Extracted records
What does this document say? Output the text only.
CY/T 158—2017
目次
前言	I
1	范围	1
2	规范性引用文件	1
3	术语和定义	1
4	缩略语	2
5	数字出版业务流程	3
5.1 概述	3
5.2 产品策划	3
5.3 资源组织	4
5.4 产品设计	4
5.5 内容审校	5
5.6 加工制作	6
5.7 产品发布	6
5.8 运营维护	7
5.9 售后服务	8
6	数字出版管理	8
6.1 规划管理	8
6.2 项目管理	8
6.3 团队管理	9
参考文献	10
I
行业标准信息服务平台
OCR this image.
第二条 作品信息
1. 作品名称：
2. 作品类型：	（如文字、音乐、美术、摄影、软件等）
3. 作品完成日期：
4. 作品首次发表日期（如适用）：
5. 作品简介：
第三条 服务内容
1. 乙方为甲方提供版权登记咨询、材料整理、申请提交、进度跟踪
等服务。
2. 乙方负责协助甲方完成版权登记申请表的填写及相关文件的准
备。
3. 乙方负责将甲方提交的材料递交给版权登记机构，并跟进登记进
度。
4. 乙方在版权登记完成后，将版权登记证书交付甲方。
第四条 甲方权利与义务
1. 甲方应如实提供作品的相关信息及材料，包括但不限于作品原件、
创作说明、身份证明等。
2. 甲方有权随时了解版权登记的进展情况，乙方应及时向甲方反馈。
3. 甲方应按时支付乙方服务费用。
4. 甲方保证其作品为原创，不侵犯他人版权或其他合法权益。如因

■ Instructions to follow ■
Read the entries and pick out all lines that include the word "this".

■ The answer ■
What does this document say? Output the text only.
OCR this image.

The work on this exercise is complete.